-- start of Data for the task --

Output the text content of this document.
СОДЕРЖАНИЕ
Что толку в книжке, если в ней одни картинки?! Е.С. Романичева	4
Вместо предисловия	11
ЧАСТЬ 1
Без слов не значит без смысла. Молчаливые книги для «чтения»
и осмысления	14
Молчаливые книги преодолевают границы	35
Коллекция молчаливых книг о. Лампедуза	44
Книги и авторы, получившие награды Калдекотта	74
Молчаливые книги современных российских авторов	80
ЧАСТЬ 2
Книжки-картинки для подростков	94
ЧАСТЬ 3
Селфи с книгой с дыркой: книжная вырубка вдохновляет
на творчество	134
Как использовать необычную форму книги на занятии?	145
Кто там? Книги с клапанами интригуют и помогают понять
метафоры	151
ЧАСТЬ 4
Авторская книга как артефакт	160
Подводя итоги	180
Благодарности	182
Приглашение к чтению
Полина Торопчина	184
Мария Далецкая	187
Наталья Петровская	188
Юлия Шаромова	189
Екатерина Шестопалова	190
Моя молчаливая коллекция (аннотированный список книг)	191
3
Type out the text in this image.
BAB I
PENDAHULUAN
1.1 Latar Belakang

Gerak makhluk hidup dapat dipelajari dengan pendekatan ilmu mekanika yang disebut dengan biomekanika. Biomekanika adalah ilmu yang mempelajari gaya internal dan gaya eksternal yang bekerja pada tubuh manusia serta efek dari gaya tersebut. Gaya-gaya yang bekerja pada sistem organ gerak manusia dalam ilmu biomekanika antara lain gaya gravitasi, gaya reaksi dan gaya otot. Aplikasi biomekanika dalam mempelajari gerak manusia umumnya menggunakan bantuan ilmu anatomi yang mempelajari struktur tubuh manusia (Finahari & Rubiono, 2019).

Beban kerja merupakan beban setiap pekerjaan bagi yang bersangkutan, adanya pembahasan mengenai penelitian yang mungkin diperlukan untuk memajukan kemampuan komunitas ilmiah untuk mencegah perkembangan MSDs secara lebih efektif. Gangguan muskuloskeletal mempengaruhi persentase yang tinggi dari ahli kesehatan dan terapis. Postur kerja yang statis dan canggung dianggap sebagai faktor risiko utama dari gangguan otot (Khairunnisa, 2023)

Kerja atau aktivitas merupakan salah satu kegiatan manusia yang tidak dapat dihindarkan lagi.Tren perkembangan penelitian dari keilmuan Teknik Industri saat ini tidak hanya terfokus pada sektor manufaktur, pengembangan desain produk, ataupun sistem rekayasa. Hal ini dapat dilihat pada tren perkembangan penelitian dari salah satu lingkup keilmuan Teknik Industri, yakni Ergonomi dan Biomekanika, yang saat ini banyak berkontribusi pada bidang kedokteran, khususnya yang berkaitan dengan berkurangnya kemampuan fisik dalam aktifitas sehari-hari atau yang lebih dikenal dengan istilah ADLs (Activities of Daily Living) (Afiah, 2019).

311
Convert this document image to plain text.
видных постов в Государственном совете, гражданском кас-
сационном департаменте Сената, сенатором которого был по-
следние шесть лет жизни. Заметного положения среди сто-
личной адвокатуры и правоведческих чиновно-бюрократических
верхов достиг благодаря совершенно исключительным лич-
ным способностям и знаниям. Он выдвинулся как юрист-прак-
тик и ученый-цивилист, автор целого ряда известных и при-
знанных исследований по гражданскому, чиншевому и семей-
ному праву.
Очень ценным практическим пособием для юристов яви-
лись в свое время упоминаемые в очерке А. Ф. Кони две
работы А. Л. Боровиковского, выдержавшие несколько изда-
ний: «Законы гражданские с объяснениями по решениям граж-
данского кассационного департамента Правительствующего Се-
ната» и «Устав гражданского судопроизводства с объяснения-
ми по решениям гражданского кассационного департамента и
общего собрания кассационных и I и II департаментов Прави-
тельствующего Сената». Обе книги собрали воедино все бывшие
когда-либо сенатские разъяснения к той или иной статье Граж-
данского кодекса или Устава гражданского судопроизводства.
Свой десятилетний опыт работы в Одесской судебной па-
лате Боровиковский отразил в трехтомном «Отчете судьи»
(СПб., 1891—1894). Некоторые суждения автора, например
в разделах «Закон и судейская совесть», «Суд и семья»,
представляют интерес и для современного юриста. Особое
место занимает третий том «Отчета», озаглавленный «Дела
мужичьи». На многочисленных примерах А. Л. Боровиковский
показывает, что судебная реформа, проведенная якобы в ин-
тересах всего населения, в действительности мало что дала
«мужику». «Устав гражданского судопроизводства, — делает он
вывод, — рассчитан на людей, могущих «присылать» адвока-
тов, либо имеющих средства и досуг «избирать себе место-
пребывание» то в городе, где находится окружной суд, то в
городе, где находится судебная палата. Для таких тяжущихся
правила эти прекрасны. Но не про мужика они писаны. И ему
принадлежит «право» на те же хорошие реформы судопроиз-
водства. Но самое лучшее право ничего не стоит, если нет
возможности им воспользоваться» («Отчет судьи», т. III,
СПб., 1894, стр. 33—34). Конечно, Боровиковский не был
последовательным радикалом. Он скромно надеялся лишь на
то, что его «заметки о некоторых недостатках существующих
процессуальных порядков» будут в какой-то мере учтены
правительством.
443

-- end of Data for the task --

:: Problem details ::
Write out the complete set of records exactly as given.

:: Problem solution ::
Output the text content of this document.
СОДЕРЖАНИЕ
Что толку в книжке, если в ней одни картинки?! Е.С. Романичева	4
Вместо предисловия	11
ЧАСТЬ 1
Без слов не значит без смысла. Молчаливые книги для «чтения»
и осмысления	14
Молчаливые книги преодолевают границы	35
Коллекция молчаливых книг о. Лампедуза	44
Книги и авторы, получившие награды Калдекотта	74
Молчаливые книги современных российских авторов	80
ЧАСТЬ 2
Книжки-картинки для подростков	94
ЧАСТЬ 3
Селфи с книгой с дыркой: книжная вырубка вдохновляет
на творчество	134
Как использовать необычную форму книги на занятии?	145
Кто там? Книги с клапанами интригуют и помогают понять
метафоры	151
ЧАСТЬ 4
Авторская книга как артефакт	160
Подводя итоги	180
Благодарности	182
Приглашение к чтению
Полина Торопчина	184
Мария Далецкая	187
Наталья Петровская	188
Юлия Шаромова	189
Екатерина Шестопалова	190
Моя молчаливая коллекция (аннотированный список книг)	191
3
Type out the text in this image.
BAB I
PENDAHULUAN
1.1 Latar Belakang

Gerak makhluk hidup dapat dipelajari dengan pendekatan ilmu mekanika yang disebut dengan biomekanika. Biomekanika adalah ilmu yang mempelajari gaya internal dan gaya eksternal yang bekerja pada tubuh manusia serta efek dari gaya tersebut. Gaya-gaya yang bekerja pada sistem organ gerak manusia dalam ilmu biomekanika antara lain gaya gravitasi, gaya reaksi dan gaya otot. Aplikasi biomekanika dalam mempelajari gerak manusia umumnya menggunakan bantuan ilmu anatomi yang mempelajari struktur tubuh manusia (Finahari & Rubiono, 2019).

Beban kerja merupakan beban setiap pekerjaan bagi yang bersangkutan, adanya pembahasan mengenai penelitian yang mungkin diperlukan untuk memajukan kemampuan komunitas ilmiah untuk mencegah perkembangan MSDs secara lebih efektif. Gangguan muskuloskeletal mempengaruhi persentase yang tinggi dari ahli kesehatan dan terapis. Postur kerja yang statis dan canggung dianggap sebagai faktor risiko utama dari gangguan otot (Khairunnisa, 2023)

Kerja atau aktivitas merupakan salah satu kegiatan manusia yang tidak dapat dihindarkan lagi.Tren perkembangan penelitian dari keilmuan Teknik Industri saat ini tidak hanya terfokus pada sektor manufaktur, pengembangan desain produk, ataupun sistem rekayasa. Hal ini dapat dilihat pada tren perkembangan penelitian dari salah satu lingkup keilmuan Teknik Industri, yakni Ergonomi dan Biomekanika, yang saat ini banyak berkontribusi pada bidang kedokteran, khususnya yang berkaitan dengan berkurangnya kemampuan fisik dalam aktifitas sehari-hari atau yang lebih dikenal dengan istilah ADLs (Activities of Daily Living) (Afiah, 2019).

311
Convert this document image to plain text.
видных постов в Государственном совете, гражданском кас-
сационном департаменте Сената, сенатором которого был по-
следние шесть лет жизни. Заметного положения среди сто-
личной адвокатуры и правоведческих чиновно-бюрократических
верхов достиг благодаря совершенно исключительным лич-
ным способностям и знаниям. Он выдвинулся как юрист-прак-
тик и ученый-цивилист, автор целого ряда известных и при-
знанных исследований по гражданскому, чиншевому и семей-
ному праву.
Очень ценным практическим пособием для юристов яви-
лись в свое время упоминаемые в очерке А. Ф. Кони две
работы А. Л. Боровиковского, выдержавшие несколько изда-
ний: «Законы гражданские с объяснениями по решениям граж-
данского кассационного департамента Правительствующего Се-
ната» и «Устав гражданского судопроизводства с объяснения-
ми по решениям гражданского кассационного департамента и
общего собрания кассационных и I и II департаментов Прави-
тельствующего Сената». Обе книги собрали воедино все бывшие
когда-либо сенатские разъяснения к той или иной статье Граж-
данского кодекса или Устава гражданского судопроизводства.
Свой десятилетний опыт работы в Одесской судебной па-
лате Боровиковский отразил в трехтомном «Отчете судьи»
(СПб., 1891—1894). Некоторые суждения автора, например
в разделах «Закон и судейская совесть», «Суд и семья»,
представляют интерес и для современного юриста. Особое
место занимает третий том «Отчета», озаглавленный «Дела
мужичьи». На многочисленных примерах А. Л. Боровиковский
показывает, что судебная реформа, проведенная якобы в ин-
тересах всего населения, в действительности мало что дала
«мужику». «Устав гражданского судопроизводства, — делает он
вывод, — рассчитан на людей, могущих «присылать» адвока-
тов, либо имеющих средства и досуг «избирать себе место-
пребывание» то в городе, где находится окружной суд, то в
городе, где находится судебная палата. Для таких тяжущихся
правила эти прекрасны. Но не про мужика они писаны. И ему
принадлежит «право» на те же хорошие реформы судопроиз-
водства. Но самое лучшее право ничего не стоит, если нет
возможности им воспользоваться» («Отчет судьи», т. III,
СПб., 1894, стр. 33—34). Конечно, Боровиковский не был
последовательным радикалом. Он скромно надеялся лишь на
то, что его «заметки о некоторых недостатках существующих
процессуальных порядков» будут в какой-то мере учтены
правительством.
443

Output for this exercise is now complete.